Problem details
Below are records to repeat exactly. Omit the pictures from the copy.

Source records

____________________

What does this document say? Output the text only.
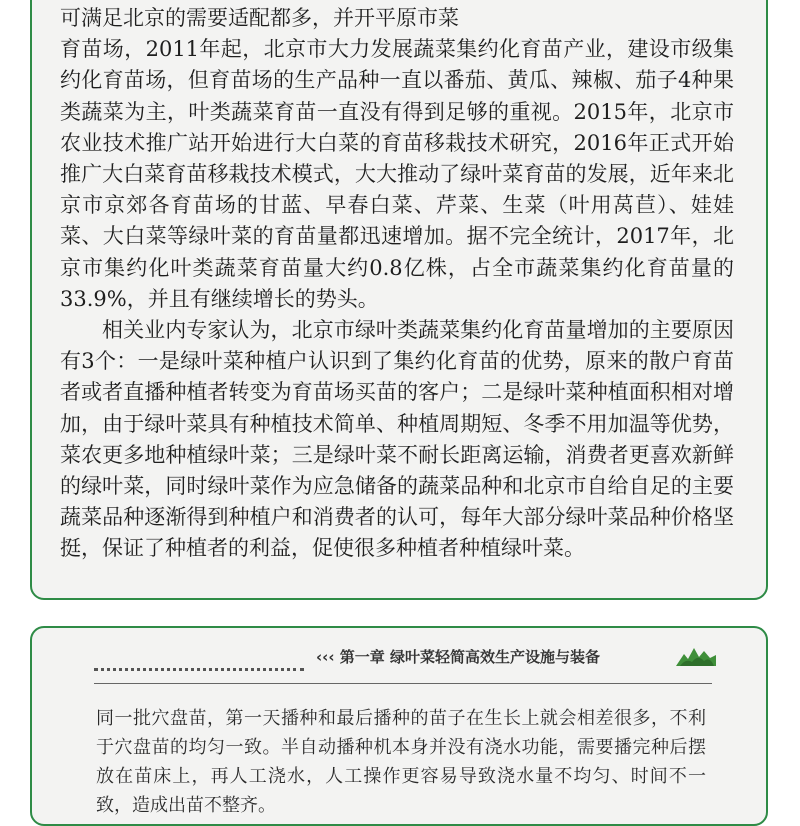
可满足北京的需要适配都多，并开平原市菜

育苗场，2011年起，北京市大力发展蔬菜集约化育苗产业，建设市级集约化育苗场，但育苗场的生产品种一直以番茄、黄瓜、辣椒、茄子4种果类蔬菜为主，叶类蔬菜育苗一直没有得到足够的重视。2015年，北京市农业技术推广站开始进行大白菜的育苗移栽技术研究，2016年正式开始推广大白菜育苗移栽技术模式，大大推动了绿叶菜育苗的发展，近年来北京市京郊各育苗场的甘蓝、早春白菜、芹菜、生菜（叶用莴苣）、娃娃菜、大白菜等绿叶菜的育苗量都迅速增加。据不完全统计，2017年，北京市集约化叶类蔬菜育苗量大约0.8亿株，占全市蔬菜集约化育苗量的33.9%，并且有继续增长的势头。

相关业内专家认为，北京市绿叶类蔬菜集约化育苗量增加的主要原因有3个：一是绿叶菜种植户认识到了集约化育苗的优势，原来的散户育苗者或者直播种植者转变为育苗场买苗的客户；二是绿叶菜种植面积相对增加，由于绿叶菜具有种植技术简单、种植周期短、冬季不用加温等优势，菜农更多地种植绿叶菜；三是绿叶菜不耐长距离运输，消费者更喜欢新鲜的绿叶菜，同时绿叶菜作为应急储备的蔬菜品种和北京市自给自足的主要蔬菜品种逐渐得到种植户和消费者的认可，每年大部分绿叶菜品种价格坚挺，保证了种植者的利益，促使很多种植者种植绿叶菜。

‹‹‹ 第一章 绿叶菜轻简高效生产设施与装备

同一批穴盘苗，第一天播种和最后播种的苗子在生长上就会相差很多，不利于穴盘苗的均匀一致。半自动播种机本身并没有浇水功能，需要播完种后摆放在苗床上，再人工浇水，人工操作更容易导致浇水量不均匀、时间不一致，造成出苗不整齐。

____________________

Task result
What does this document say? Output the text only.
可满足北京的需要适配都多，并开平原市菜

育苗场，2011年起，北京市大力发展蔬菜集约化育苗产业，建设市级集约化育苗场，但育苗场的生产品种一直以番茄、黄瓜、辣椒、茄子4种果类蔬菜为主，叶类蔬菜育苗一直没有得到足够的重视。2015年，北京市农业技术推广站开始进行大白菜的育苗移栽技术研究，2016年正式开始推广大白菜育苗移栽技术模式，大大推动了绿叶菜育苗的发展，近年来北京市京郊各育苗场的甘蓝、早春白菜、芹菜、生菜（叶用莴苣）、娃娃菜、大白菜等绿叶菜的育苗量都迅速增加。据不完全统计，2017年，北京市集约化叶类蔬菜育苗量大约0.8亿株，占全市蔬菜集约化育苗量的33.9%，并且有继续增长的势头。

相关业内专家认为，北京市绿叶类蔬菜集约化育苗量增加的主要原因有3个：一是绿叶菜种植户认识到了集约化育苗的优势，原来的散户育苗者或者直播种植者转变为育苗场买苗的客户；二是绿叶菜种植面积相对增加，由于绿叶菜具有种植技术简单、种植周期短、冬季不用加温等优势，菜农更多地种植绿叶菜；三是绿叶菜不耐长距离运输，消费者更喜欢新鲜的绿叶菜，同时绿叶菜作为应急储备的蔬菜品种和北京市自给自足的主要蔬菜品种逐渐得到种植户和消费者的认可，每年大部分绿叶菜品种价格坚挺，保证了种植者的利益，促使很多种植者种植绿叶菜。

‹‹‹ 第一章 绿叶菜轻简高效生产设施与装备

同一批穴盘苗，第一天播种和最后播种的苗子在生长上就会相差很多，不利于穴盘苗的均匀一致。半自动播种机本身并没有浇水功能，需要播完种后摆放在苗床上，再人工浇水，人工操作更容易导致浇水量不均匀、时间不一致，造成出苗不整齐。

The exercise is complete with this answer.